# AIM OF THE EXERCISE:
How many lines in the entries below contain the word "brush"? Give only the number.

(Stored data)
* * * * * * *

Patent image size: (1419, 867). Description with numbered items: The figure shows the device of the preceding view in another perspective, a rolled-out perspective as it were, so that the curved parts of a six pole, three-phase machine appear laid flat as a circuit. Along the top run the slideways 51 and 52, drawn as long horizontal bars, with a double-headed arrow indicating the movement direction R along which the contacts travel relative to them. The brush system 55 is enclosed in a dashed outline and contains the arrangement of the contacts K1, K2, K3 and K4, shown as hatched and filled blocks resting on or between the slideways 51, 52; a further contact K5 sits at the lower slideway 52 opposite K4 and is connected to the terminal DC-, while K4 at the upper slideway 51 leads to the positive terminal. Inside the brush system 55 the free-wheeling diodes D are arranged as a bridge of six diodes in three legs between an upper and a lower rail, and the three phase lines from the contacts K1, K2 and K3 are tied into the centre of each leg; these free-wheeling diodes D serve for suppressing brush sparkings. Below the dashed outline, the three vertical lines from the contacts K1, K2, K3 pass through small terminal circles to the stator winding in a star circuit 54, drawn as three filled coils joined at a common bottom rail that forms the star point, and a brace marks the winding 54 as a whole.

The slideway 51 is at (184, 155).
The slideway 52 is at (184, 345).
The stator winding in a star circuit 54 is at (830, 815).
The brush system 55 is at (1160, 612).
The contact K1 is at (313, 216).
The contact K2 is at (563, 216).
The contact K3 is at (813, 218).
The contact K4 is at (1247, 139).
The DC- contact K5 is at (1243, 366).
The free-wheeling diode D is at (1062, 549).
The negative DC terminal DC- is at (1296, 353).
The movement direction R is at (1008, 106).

* * * * * * *

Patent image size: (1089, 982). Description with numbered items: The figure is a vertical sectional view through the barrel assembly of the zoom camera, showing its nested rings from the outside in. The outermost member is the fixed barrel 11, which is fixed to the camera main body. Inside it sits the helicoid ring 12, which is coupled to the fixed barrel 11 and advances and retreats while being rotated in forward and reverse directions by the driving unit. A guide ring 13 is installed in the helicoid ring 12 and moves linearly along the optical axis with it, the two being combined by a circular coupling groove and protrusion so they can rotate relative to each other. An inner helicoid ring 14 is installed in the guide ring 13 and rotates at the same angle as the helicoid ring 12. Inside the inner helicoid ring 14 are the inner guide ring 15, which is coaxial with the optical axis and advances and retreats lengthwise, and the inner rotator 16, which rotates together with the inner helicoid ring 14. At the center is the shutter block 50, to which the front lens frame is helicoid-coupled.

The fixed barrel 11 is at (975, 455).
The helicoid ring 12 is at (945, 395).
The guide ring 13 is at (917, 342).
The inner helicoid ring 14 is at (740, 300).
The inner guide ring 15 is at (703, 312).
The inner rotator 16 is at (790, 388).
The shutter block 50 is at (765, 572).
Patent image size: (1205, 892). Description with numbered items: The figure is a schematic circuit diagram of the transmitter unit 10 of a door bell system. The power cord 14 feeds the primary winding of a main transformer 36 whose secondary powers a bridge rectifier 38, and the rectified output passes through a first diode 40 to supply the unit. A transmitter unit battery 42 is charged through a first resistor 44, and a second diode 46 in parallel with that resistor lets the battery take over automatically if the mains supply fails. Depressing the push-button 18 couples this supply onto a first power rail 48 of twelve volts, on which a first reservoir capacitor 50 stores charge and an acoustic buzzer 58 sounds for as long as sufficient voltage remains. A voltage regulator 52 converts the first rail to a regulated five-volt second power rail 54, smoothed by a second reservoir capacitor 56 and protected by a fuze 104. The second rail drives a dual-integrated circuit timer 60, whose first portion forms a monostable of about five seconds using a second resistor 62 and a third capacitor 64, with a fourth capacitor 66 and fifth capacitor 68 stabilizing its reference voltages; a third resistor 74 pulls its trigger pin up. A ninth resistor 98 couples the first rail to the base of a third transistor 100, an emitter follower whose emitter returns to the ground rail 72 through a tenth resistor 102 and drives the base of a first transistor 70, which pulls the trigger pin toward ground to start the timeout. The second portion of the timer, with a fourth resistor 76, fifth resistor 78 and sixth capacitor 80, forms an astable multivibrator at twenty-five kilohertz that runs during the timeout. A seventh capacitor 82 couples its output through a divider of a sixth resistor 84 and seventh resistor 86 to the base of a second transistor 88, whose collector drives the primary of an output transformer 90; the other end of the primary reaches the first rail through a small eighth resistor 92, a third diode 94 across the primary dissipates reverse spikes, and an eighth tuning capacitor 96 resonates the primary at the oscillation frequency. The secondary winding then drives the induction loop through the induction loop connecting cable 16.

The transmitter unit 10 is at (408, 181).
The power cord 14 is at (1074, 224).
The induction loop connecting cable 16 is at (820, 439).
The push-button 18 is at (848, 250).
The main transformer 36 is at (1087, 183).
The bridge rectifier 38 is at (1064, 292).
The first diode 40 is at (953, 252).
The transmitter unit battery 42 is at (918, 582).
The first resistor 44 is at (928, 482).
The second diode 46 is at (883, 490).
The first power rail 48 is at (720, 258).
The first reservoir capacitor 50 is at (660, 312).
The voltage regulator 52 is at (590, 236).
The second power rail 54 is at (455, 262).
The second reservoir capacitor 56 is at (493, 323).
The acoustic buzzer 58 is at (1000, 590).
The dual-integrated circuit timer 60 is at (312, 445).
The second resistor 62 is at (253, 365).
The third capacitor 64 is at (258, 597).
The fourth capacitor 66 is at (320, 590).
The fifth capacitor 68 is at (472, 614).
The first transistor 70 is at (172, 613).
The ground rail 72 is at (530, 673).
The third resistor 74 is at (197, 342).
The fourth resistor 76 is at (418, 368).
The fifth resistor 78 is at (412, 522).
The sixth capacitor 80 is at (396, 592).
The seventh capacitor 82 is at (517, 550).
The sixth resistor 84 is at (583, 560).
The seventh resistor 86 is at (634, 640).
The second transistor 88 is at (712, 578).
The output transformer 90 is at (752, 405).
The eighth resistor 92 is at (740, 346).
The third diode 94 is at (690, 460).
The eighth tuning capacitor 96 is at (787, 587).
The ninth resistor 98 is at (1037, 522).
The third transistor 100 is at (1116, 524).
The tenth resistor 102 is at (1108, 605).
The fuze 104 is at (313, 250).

* * * * * * *

# RESULT BELOW:
2